Copy out the entries below in full and exactly.

#####

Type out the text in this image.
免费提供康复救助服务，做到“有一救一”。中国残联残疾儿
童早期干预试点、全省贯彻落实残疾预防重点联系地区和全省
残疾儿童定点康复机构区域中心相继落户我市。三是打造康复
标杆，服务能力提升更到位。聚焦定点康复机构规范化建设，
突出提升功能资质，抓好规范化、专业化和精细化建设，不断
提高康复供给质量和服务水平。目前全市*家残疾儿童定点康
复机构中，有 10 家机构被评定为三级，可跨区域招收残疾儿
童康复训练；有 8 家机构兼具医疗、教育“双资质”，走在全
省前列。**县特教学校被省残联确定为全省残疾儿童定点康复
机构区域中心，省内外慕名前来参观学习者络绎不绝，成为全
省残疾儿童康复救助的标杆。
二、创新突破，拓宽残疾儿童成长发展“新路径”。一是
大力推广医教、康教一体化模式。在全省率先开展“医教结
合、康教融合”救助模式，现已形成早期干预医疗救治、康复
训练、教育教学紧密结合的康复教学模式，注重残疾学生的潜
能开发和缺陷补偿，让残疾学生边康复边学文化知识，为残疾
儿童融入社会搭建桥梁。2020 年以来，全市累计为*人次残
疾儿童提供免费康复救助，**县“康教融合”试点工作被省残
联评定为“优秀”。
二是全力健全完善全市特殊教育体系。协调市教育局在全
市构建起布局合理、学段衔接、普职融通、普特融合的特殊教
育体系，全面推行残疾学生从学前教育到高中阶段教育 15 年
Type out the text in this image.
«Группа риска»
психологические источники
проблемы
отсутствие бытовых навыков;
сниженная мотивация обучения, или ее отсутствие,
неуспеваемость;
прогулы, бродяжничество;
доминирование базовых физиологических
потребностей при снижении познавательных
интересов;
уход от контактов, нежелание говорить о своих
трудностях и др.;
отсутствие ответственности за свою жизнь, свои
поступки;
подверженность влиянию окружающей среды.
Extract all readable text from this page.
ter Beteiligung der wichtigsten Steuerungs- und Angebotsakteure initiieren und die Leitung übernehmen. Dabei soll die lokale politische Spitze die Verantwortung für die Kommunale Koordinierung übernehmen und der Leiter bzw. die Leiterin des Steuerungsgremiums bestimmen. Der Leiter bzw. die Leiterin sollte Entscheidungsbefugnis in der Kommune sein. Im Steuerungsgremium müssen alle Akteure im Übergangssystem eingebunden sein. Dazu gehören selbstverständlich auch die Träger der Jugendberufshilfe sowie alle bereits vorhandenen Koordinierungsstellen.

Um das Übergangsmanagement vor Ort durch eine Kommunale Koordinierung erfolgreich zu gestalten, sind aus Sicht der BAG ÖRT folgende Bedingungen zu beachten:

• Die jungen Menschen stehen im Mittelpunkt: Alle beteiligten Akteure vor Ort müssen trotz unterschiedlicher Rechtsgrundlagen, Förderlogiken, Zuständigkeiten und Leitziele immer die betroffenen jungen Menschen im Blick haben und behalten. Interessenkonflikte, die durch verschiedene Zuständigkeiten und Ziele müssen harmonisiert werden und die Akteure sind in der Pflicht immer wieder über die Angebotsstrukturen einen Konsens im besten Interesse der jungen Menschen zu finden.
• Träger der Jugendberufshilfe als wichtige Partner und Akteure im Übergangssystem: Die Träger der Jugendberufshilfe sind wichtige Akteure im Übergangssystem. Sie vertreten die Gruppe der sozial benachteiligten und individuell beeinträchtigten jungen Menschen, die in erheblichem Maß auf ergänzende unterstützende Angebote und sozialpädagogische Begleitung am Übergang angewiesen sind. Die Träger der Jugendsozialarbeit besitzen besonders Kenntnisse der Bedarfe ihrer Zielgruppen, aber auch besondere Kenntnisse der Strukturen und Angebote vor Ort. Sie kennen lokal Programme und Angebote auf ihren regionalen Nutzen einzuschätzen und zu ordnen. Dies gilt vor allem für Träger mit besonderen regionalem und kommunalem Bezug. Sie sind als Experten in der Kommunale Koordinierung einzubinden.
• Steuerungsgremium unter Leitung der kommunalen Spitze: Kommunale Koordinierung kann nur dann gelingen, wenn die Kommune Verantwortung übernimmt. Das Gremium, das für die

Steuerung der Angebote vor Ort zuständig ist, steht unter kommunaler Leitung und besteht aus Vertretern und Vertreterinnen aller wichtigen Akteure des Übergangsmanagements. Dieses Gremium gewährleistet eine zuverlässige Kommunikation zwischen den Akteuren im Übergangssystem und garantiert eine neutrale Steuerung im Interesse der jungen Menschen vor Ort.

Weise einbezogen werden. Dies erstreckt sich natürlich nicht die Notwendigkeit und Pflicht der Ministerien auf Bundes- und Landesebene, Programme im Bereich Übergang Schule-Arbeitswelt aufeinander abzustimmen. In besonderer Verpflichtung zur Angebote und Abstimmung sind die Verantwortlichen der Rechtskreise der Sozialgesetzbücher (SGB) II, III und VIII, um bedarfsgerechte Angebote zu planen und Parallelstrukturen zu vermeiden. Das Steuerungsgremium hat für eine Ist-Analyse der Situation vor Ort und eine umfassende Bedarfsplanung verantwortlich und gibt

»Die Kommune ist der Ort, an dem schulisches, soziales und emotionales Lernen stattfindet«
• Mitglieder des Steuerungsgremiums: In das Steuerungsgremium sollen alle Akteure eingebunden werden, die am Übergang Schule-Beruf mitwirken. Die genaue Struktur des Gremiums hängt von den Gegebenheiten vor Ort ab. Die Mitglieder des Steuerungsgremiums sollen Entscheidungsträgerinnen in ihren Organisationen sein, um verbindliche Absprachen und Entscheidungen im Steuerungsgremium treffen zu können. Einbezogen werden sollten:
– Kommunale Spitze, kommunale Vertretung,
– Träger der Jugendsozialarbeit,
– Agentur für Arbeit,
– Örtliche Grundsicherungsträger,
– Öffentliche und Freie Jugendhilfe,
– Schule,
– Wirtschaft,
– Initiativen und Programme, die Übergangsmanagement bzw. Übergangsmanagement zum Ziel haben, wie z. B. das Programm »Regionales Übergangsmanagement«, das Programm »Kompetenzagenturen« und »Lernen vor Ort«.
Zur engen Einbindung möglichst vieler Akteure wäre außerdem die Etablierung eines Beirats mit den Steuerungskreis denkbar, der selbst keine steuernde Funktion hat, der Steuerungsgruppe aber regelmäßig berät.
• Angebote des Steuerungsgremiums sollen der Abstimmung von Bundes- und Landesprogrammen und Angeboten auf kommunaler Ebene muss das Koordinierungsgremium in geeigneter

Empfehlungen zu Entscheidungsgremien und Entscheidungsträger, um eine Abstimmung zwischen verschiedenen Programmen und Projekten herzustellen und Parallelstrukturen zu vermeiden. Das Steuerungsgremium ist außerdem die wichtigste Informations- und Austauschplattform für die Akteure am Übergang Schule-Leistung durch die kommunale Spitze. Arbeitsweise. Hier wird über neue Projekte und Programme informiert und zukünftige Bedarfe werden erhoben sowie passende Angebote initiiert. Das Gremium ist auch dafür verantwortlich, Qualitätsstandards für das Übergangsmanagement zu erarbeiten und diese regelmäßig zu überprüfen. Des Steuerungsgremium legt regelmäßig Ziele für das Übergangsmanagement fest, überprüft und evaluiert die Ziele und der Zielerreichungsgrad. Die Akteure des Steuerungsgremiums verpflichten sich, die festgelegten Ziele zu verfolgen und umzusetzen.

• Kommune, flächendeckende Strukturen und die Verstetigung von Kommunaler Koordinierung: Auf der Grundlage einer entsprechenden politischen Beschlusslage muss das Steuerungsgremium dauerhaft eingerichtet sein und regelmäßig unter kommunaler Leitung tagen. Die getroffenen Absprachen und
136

#####

▸ **Problem solution**:
Type out the text in this image.
免费提供康复救助服务，做到“有一救一”。中国残联残疾儿
童早期干预试点、全省贯彻落实残疾预防重点联系地区和全省
残疾儿童定点康复机构区域中心相继落户我市。三是打造康复
标杆，服务能力提升更到位。聚焦定点康复机构规范化建设，
突出提升功能资质，抓好规范化、专业化和精细化建设，不断
提高康复供给质量和服务水平。目前全市*家残疾儿童定点康
复机构中，有 10 家机构被评定为三级，可跨区域招收残疾儿
童康复训练；有 8 家机构兼具医疗、教育“双资质”，走在全
省前列。**县特教学校被省残联确定为全省残疾儿童定点康复
机构区域中心，省内外慕名前来参观学习者络绎不绝，成为全
省残疾儿童康复救助的标杆。
二、创新突破，拓宽残疾儿童成长发展“新路径”。一是
大力推广医教、康教一体化模式。在全省率先开展“医教结
合、康教融合”救助模式，现已形成早期干预医疗救治、康复
训练、教育教学紧密结合的康复教学模式，注重残疾学生的潜
能开发和缺陷补偿，让残疾学生边康复边学文化知识，为残疾
儿童融入社会搭建桥梁。2020 年以来，全市累计为*人次残
疾儿童提供免费康复救助，**县“康教融合”试点工作被省残
联评定为“优秀”。
二是全力健全完善全市特殊教育体系。协调市教育局在全
市构建起布局合理、学段衔接、普职融通、普特融合的特殊教
育体系，全面推行残疾学生从学前教育到高中阶段教育 15 年
Type out the text in this image.
«Группа риска»
психологические источники
проблемы
отсутствие бытовых навыков;
сниженная мотивация обучения, или ее отсутствие,
неуспеваемость;
прогулы, бродяжничество;
доминирование базовых физиологических
потребностей при снижении познавательных
интересов;
уход от контактов, нежелание говорить о своих
трудностях и др.;
отсутствие ответственности за свою жизнь, свои
поступки;
подверженность влиянию окружающей среды.
Extract all readable text from this page.
ter Beteiligung der wichtigsten Steuerungs- und Angebotsakteure initiieren und die Leitung übernehmen. Dabei soll die lokale politische Spitze die Verantwortung für die Kommunale Koordinierung übernehmen und der Leiter bzw. die Leiterin des Steuerungsgremiums bestimmen. Der Leiter bzw. die Leiterin sollte Entscheidungsbefugnis in der Kommune sein. Im Steuerungsgremium müssen alle Akteure im Übergangssystem eingebunden sein. Dazu gehören selbstverständlich auch die Träger der Jugendberufshilfe sowie alle bereits vorhandenen Koordinierungsstellen.

Um das Übergangsmanagement vor Ort durch eine Kommunale Koordinierung erfolgreich zu gestalten, sind aus Sicht der BAG ÖRT folgende Bedingungen zu beachten:

• Die jungen Menschen stehen im Mittelpunkt: Alle beteiligten Akteure vor Ort müssen trotz unterschiedlicher Rechtsgrundlagen, Förderlogiken, Zuständigkeiten und Leitziele immer die betroffenen jungen Menschen im Blick haben und behalten. Interessenkonflikte, die durch verschiedene Zuständigkeiten und Ziele müssen harmonisiert werden und die Akteure sind in der Pflicht immer wieder über die Angebotsstrukturen einen Konsens im besten Interesse der jungen Menschen zu finden.
• Träger der Jugendberufshilfe als wichtige Partner und Akteure im Übergangssystem: Die Träger der Jugendberufshilfe sind wichtige Akteure im Übergangssystem. Sie vertreten die Gruppe der sozial benachteiligten und individuell beeinträchtigten jungen Menschen, die in erheblichem Maß auf ergänzende unterstützende Angebote und sozialpädagogische Begleitung am Übergang angewiesen sind. Die Träger der Jugendsozialarbeit besitzen besonders Kenntnisse der Bedarfe ihrer Zielgruppen, aber auch besondere Kenntnisse der Strukturen und Angebote vor Ort. Sie kennen lokal Programme und Angebote auf ihren regionalen Nutzen einzuschätzen und zu ordnen. Dies gilt vor allem für Träger mit besonderen regionalem und kommunalem Bezug. Sie sind als Experten in der Kommunale Koordinierung einzubinden.
• Steuerungsgremium unter Leitung der kommunalen Spitze: Kommunale Koordinierung kann nur dann gelingen, wenn die Kommune Verantwortung übernimmt. Das Gremium, das für die

Steuerung der Angebote vor Ort zuständig ist, steht unter kommunaler Leitung und besteht aus Vertretern und Vertreterinnen aller wichtigen Akteure des Übergangsmanagements. Dieses Gremium gewährleistet eine zuverlässige Kommunikation zwischen den Akteuren im Übergangssystem und garantiert eine neutrale Steuerung im Interesse der jungen Menschen vor Ort.

Weise einbezogen werden. Dies erstreckt sich natürlich nicht die Notwendigkeit und Pflicht der Ministerien auf Bundes- und Landesebene, Programme im Bereich Übergang Schule-Arbeitswelt aufeinander abzustimmen. In besonderer Verpflichtung zur Angebote und Abstimmung sind die Verantwortlichen der Rechtskreise der Sozialgesetzbücher (SGB) II, III und VIII, um bedarfsgerechte Angebote zu planen und Parallelstrukturen zu vermeiden. Das Steuerungsgremium hat für eine Ist-Analyse der Situation vor Ort und eine umfassende Bedarfsplanung verantwortlich und gibt

»Die Kommune ist der Ort, an dem schulisches, soziales und emotionales Lernen stattfindet«
• Mitglieder des Steuerungsgremiums: In das Steuerungsgremium sollen alle Akteure eingebunden werden, die am Übergang Schule-Beruf mitwirken. Die genaue Struktur des Gremiums hängt von den Gegebenheiten vor Ort ab. Die Mitglieder des Steuerungsgremiums sollen Entscheidungsträgerinnen in ihren Organisationen sein, um verbindliche Absprachen und Entscheidungen im Steuerungsgremium treffen zu können. Einbezogen werden sollten:
– Kommunale Spitze, kommunale Vertretung,
– Träger der Jugendsozialarbeit,
– Agentur für Arbeit,
– Örtliche Grundsicherungsträger,
– Öffentliche und Freie Jugendhilfe,
– Schule,
– Wirtschaft,
– Initiativen und Programme, die Übergangsmanagement bzw. Übergangsmanagement zum Ziel haben, wie z. B. das Programm »Regionales Übergangsmanagement«, das Programm »Kompetenzagenturen« und »Lernen vor Ort«.
Zur engen Einbindung möglichst vieler Akteure wäre außerdem die Etablierung eines Beirats mit den Steuerungskreis denkbar, der selbst keine steuernde Funktion hat, der Steuerungsgruppe aber regelmäßig berät.
• Angebote des Steuerungsgremiums sollen der Abstimmung von Bundes- und Landesprogrammen und Angeboten auf kommunaler Ebene muss das Koordinierungsgremium in geeigneter

Empfehlungen zu Entscheidungsgremien und Entscheidungsträger, um eine Abstimmung zwischen verschiedenen Programmen und Projekten herzustellen und Parallelstrukturen zu vermeiden. Das Steuerungsgremium ist außerdem die wichtigste Informations- und Austauschplattform für die Akteure am Übergang Schule-Leistung durch die kommunale Spitze. Arbeitsweise. Hier wird über neue Projekte und Programme informiert und zukünftige Bedarfe werden erhoben sowie passende Angebote initiiert. Das Gremium ist auch dafür verantwortlich, Qualitätsstandards für das Übergangsmanagement zu erarbeiten und diese regelmäßig zu überprüfen. Des Steuerungsgremium legt regelmäßig Ziele für das Übergangsmanagement fest, überprüft und evaluiert die Ziele und der Zielerreichungsgrad. Die Akteure des Steuerungsgremiums verpflichten sich, die festgelegten Ziele zu verfolgen und umzusetzen.

• Kommune, flächendeckende Strukturen und die Verstetigung von Kommunaler Koordinierung: Auf der Grundlage einer entsprechenden politischen Beschlusslage muss das Steuerungsgremium dauerhaft eingerichtet sein und regelmäßig unter kommunaler Leitung tagen. Die getroffenen Absprachen und
136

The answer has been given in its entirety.